Retype all of the data exactly as given.

^^^^

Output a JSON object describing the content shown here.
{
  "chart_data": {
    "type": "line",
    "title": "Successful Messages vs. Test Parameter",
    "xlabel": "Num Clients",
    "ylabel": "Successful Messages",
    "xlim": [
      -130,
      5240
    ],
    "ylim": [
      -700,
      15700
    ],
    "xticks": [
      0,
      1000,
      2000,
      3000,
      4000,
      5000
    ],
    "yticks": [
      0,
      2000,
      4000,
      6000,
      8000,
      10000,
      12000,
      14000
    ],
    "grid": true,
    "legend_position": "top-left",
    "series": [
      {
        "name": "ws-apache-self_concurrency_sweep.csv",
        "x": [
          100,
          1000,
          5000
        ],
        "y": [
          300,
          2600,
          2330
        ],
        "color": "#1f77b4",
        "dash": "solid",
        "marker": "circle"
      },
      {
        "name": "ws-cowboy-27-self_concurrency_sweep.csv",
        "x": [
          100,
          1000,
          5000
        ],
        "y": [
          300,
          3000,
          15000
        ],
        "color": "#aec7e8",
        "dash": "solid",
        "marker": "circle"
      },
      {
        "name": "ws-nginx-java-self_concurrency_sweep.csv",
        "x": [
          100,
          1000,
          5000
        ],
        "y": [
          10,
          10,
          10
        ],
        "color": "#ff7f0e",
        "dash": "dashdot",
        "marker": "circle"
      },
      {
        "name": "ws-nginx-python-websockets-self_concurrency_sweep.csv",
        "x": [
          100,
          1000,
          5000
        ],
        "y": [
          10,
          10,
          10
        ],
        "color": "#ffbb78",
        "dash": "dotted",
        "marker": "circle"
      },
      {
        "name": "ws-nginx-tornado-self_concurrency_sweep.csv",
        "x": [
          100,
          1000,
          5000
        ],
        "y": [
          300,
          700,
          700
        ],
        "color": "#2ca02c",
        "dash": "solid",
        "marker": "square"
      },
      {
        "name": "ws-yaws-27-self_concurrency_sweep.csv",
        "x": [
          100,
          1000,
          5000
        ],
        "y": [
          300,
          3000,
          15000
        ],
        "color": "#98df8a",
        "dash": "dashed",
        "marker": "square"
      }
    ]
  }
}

^^^^

_COMPLETE OUTPUT:_
Output a JSON object describing the content shown here.
{
  "chart_data": {
    "type": "line",
    "title": "Successful Messages vs. Test Parameter",
    "xlabel": "Num Clients",
    "ylabel": "Successful Messages",
    "xlim": [
      -130,
      5240
    ],
    "ylim": [
      -700,
      15700
    ],
    "xticks": [
      0,
      1000,
      2000,
      3000,
      4000,
      5000
    ],
    "yticks": [
      0,
      2000,
      4000,
      6000,
      8000,
      10000,
      12000,
      14000
    ],
    "grid": true,
    "legend_position": "top-left",
    "series": [
      {
        "name": "ws-apache-self_concurrency_sweep.csv",
        "x": [
          100,
          1000,
          5000
        ],
        "y": [
          300,
          2600,
          2330
        ],
        "color": "#1f77b4",
        "dash": "solid",
        "marker": "circle"
      },
      {
        "name": "ws-cowboy-27-self_concurrency_sweep.csv",
        "x": [
          100,
          1000,
          5000
        ],
        "y": [
          300,
          3000,
          15000
        ],
        "color": "#aec7e8",
        "dash": "solid",
        "marker": "circle"
      },
      {
        "name": "ws-nginx-java-self_concurrency_sweep.csv",
        "x": [
          100,
          1000,
          5000
        ],
        "y": [
          10,
          10,
          10
        ],
        "color": "#ff7f0e",
        "dash": "dashdot",
        "marker": "circle"
      },
      {
        "name": "ws-nginx-python-websockets-self_concurrency_sweep.csv",
        "x": [
          100,
          1000,
          5000
        ],
        "y": [
          10,
          10,
          10
        ],
        "color": "#ffbb78",
        "dash": "dotted",
        "marker": "circle"
      },
      {
        "name": "ws-nginx-tornado-self_concurrency_sweep.csv",
        "x": [
          100,
          1000,
          5000
        ],
        "y": [
          300,
          700,
          700
        ],
        "color": "#2ca02c",
        "dash": "solid",
        "marker": "square"
      },
      {
        "name": "ws-yaws-27-self_concurrency_sweep.csv",
        "x": [
          100,
          1000,
          5000
        ],
        "y": [
          300,
          3000,
          15000
        ],
        "color": "#98df8a",
        "dash": "dashed",
        "marker": "square"
      }
    ]
  }
}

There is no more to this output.